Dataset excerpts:
+--
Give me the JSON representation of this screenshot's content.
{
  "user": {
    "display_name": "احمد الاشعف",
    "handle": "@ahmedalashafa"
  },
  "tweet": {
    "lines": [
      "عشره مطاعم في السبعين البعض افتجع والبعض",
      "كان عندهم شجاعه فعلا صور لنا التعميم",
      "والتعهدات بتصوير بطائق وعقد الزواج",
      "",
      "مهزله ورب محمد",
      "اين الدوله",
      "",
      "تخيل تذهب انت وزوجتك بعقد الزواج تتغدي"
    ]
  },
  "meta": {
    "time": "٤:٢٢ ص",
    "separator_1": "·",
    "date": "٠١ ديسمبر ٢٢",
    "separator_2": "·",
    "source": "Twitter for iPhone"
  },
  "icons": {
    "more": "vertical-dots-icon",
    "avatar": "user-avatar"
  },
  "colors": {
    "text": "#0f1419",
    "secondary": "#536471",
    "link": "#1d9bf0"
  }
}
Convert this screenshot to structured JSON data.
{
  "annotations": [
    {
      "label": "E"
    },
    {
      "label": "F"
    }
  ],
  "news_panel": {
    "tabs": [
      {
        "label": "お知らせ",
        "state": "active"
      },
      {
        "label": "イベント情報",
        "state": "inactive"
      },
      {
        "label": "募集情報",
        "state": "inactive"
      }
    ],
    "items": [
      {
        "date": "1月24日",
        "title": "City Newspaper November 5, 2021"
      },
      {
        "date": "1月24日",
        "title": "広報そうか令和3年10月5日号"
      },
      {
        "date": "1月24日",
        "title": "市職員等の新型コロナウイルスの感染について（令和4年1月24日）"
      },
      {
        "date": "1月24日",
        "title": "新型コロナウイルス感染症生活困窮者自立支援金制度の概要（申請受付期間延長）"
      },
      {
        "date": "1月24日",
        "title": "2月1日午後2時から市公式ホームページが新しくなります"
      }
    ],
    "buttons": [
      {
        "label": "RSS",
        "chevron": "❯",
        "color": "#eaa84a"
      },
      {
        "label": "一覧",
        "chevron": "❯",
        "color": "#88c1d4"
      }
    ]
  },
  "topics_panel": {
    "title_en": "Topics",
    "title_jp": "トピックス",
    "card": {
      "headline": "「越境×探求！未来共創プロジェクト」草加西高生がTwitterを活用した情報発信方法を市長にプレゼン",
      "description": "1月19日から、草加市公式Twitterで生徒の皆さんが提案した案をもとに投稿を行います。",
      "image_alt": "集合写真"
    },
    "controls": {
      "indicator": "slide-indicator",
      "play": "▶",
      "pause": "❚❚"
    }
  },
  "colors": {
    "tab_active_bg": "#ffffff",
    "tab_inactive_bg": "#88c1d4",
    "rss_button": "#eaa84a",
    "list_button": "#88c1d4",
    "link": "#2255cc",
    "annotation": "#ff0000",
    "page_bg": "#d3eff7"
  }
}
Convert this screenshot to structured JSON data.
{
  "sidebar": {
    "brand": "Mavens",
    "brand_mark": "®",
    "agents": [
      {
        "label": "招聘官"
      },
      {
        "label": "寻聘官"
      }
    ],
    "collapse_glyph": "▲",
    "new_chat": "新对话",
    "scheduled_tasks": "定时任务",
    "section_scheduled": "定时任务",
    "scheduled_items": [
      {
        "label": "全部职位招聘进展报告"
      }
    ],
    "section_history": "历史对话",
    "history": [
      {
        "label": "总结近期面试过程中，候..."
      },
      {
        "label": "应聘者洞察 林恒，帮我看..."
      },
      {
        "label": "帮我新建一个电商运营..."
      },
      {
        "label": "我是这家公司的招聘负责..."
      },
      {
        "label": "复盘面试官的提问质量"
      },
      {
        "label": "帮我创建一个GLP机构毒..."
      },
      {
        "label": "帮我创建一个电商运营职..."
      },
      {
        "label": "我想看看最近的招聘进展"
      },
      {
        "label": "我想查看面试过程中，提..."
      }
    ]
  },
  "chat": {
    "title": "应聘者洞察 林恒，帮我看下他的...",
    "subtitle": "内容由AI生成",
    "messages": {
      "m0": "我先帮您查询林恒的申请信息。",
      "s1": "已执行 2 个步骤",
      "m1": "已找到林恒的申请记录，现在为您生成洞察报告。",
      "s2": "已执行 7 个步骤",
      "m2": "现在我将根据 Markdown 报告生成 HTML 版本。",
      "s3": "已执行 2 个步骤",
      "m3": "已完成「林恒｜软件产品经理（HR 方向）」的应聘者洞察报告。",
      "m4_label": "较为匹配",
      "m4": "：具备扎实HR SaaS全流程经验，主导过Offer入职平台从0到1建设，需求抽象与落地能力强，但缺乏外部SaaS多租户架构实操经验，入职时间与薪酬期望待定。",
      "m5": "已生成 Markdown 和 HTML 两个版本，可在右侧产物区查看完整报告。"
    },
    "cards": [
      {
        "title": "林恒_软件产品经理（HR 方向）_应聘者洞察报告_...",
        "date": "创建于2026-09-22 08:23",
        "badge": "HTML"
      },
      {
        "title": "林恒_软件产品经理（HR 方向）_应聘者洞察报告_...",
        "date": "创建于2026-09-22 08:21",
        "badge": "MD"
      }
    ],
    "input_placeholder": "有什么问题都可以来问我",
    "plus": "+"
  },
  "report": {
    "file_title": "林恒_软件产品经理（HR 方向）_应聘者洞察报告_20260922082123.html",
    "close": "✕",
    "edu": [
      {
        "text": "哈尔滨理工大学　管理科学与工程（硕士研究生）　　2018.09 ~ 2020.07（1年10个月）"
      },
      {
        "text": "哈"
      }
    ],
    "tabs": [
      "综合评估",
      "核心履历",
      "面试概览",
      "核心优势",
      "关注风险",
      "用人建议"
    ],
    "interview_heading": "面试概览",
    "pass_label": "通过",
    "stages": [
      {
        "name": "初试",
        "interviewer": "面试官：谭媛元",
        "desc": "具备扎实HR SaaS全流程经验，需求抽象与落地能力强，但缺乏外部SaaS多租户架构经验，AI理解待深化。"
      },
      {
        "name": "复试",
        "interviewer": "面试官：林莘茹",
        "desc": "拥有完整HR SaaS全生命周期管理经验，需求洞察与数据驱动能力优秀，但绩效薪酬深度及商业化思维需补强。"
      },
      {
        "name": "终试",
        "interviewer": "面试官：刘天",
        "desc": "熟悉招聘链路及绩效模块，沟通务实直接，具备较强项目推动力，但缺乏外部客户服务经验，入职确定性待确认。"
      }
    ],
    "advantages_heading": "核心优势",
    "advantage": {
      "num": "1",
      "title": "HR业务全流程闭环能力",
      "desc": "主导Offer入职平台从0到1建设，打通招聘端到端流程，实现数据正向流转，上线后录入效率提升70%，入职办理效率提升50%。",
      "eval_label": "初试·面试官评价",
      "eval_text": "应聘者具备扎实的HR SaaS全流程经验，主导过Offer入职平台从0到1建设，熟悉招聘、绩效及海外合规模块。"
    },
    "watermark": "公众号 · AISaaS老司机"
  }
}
+--
§ **TASK BRIEF**:
Extract all of the data shown above and repeat it verbatim.

§ **WRITTEN RESPONSE**:
Give me the JSON representation of this screenshot's content.
{
  "user": {
    "display_name": "احمد الاشعف",
    "handle": "@ahmedalashafa"
  },
  "tweet": {
    "lines": [
      "عشره مطاعم في السبعين البعض افتجع والبعض",
      "كان عندهم شجاعه فعلا صور لنا التعميم",
      "والتعهدات بتصوير بطائق وعقد الزواج",
      "",
      "مهزله ورب محمد",
      "اين الدوله",
      "",
      "تخيل تذهب انت وزوجتك بعقد الزواج تتغدي"
    ]
  },
  "meta": {
    "time": "٤:٢٢ ص",
    "separator_1": "·",
    "date": "٠١ ديسمبر ٢٢",
    "separator_2": "·",
    "source": "Twitter for iPhone"
  },
  "icons": {
    "more": "vertical-dots-icon",
    "avatar": "user-avatar"
  },
  "colors": {
    "text": "#0f1419",
    "secondary": "#536471",
    "link": "#1d9bf0"
  }
}
Convert this screenshot to structured JSON data.
{
  "annotations": [
    {
      "label": "E"
    },
    {
      "label": "F"
    }
  ],
  "news_panel": {
    "tabs": [
      {
        "label": "お知らせ",
        "state": "active"
      },
      {
        "label": "イベント情報",
        "state": "inactive"
      },
      {
        "label": "募集情報",
        "state": "inactive"
      }
    ],
    "items": [
      {
        "date": "1月24日",
        "title": "City Newspaper November 5, 2021"
      },
      {
        "date": "1月24日",
        "title": "広報そうか令和3年10月5日号"
      },
      {
        "date": "1月24日",
        "title": "市職員等の新型コロナウイルスの感染について（令和4年1月24日）"
      },
      {
        "date": "1月24日",
        "title": "新型コロナウイルス感染症生活困窮者自立支援金制度の概要（申請受付期間延長）"
      },
      {
        "date": "1月24日",
        "title": "2月1日午後2時から市公式ホームページが新しくなります"
      }
    ],
    "buttons": [
      {
        "label": "RSS",
        "chevron": "❯",
        "color": "#eaa84a"
      },
      {
        "label": "一覧",
        "chevron": "❯",
        "color": "#88c1d4"
      }
    ]
  },
  "topics_panel": {
    "title_en": "Topics",
    "title_jp": "トピックス",
    "card": {
      "headline": "「越境×探求！未来共創プロジェクト」草加西高生がTwitterを活用した情報発信方法を市長にプレゼン",
      "description": "1月19日から、草加市公式Twitterで生徒の皆さんが提案した案をもとに投稿を行います。",
      "image_alt": "集合写真"
    },
    "controls": {
      "indicator": "slide-indicator",
      "play": "▶",
      "pause": "❚❚"
    }
  },
  "colors": {
    "tab_active_bg": "#ffffff",
    "tab_inactive_bg": "#88c1d4",
    "rss_button": "#eaa84a",
    "list_button": "#88c1d4",
    "link": "#2255cc",
    "annotation": "#ff0000",
    "page_bg": "#d3eff7"
  }
}
Convert this screenshot to structured JSON data.
{
  "sidebar": {
    "brand": "Mavens",
    "brand_mark": "®",
    "agents": [
      {
        "label": "招聘官"
      },
      {
        "label": "寻聘官"
      }
    ],
    "collapse_glyph": "▲",
    "new_chat": "新对话",
    "scheduled_tasks": "定时任务",
    "section_scheduled": "定时任务",
    "scheduled_items": [
      {
        "label": "全部职位招聘进展报告"
      }
    ],
    "section_history": "历史对话",
    "history": [
      {
        "label": "总结近期面试过程中，候..."
      },
      {
        "label": "应聘者洞察 林恒，帮我看..."
      },
      {
        "label": "帮我新建一个电商运营..."
      },
      {
        "label": "我是这家公司的招聘负责..."
      },
      {
        "label": "复盘面试官的提问质量"
      },
      {
        "label": "帮我创建一个GLP机构毒..."
      },
      {
        "label": "帮我创建一个电商运营职..."
      },
      {
        "label": "我想看看最近的招聘进展"
      },
      {
        "label": "我想查看面试过程中，提..."
      }
    ]
  },
  "chat": {
    "title": "应聘者洞察 林恒，帮我看下他的...",
    "subtitle": "内容由AI生成",
    "messages": {
      "m0": "我先帮您查询林恒的申请信息。",
      "s1": "已执行 2 个步骤",
      "m1": "已找到林恒的申请记录，现在为您生成洞察报告。",
      "s2": "已执行 7 个步骤",
      "m2": "现在我将根据 Markdown 报告生成 HTML 版本。",
      "s3": "已执行 2 个步骤",
      "m3": "已完成「林恒｜软件产品经理（HR 方向）」的应聘者洞察报告。",
      "m4_label": "较为匹配",
      "m4": "：具备扎实HR SaaS全流程经验，主导过Offer入职平台从0到1建设，需求抽象与落地能力强，但缺乏外部SaaS多租户架构实操经验，入职时间与薪酬期望待定。",
      "m5": "已生成 Markdown 和 HTML 两个版本，可在右侧产物区查看完整报告。"
    },
    "cards": [
      {
        "title": "林恒_软件产品经理（HR 方向）_应聘者洞察报告_...",
        "date": "创建于2026-09-22 08:23",
        "badge": "HTML"
      },
      {
        "title": "林恒_软件产品经理（HR 方向）_应聘者洞察报告_...",
        "date": "创建于2026-09-22 08:21",
        "badge": "MD"
      }
    ],
    "input_placeholder": "有什么问题都可以来问我",
    "plus": "+"
  },
  "report": {
    "file_title": "林恒_软件产品经理（HR 方向）_应聘者洞察报告_20260922082123.html",
    "close": "✕",
    "edu": [
      {
        "text": "哈尔滨理工大学　管理科学与工程（硕士研究生）　　2018.09 ~ 2020.07（1年10个月）"
      },
      {
        "text": "哈"
      }
    ],
    "tabs": [
      "综合评估",
      "核心履历",
      "面试概览",
      "核心优势",
      "关注风险",
      "用人建议"
    ],
    "interview_heading": "面试概览",
    "pass_label": "通过",
    "stages": [
      {
        "name": "初试",
        "interviewer": "面试官：谭媛元",
        "desc": "具备扎实HR SaaS全流程经验，需求抽象与落地能力强，但缺乏外部SaaS多租户架构经验，AI理解待深化。"
      },
      {
        "name": "复试",
        "interviewer": "面试官：林莘茹",
        "desc": "拥有完整HR SaaS全生命周期管理经验，需求洞察与数据驱动能力优秀，但绩效薪酬深度及商业化思维需补强。"
      },
      {
        "name": "终试",
        "interviewer": "面试官：刘天",
        "desc": "熟悉招聘链路及绩效模块，沟通务实直接，具备较强项目推动力，但缺乏外部客户服务经验，入职确定性待确认。"
      }
    ],
    "advantages_heading": "核心优势",
    "advantage": {
      "num": "1",
      "title": "HR业务全流程闭环能力",
      "desc": "主导Offer入职平台从0到1建设，打通招聘端到端流程，实现数据正向流转，上线后录入效率提升70%，入职办理效率提升50%。",
      "eval_label": "初试·面试官评价",
      "eval_text": "应聘者具备扎实的HR SaaS全流程经验，主导过Offer入职平台从0到1建设，熟悉招聘、绩效及海外合规模块。"
    },
    "watermark": "公众号 · AISaaS老司机"
  }
}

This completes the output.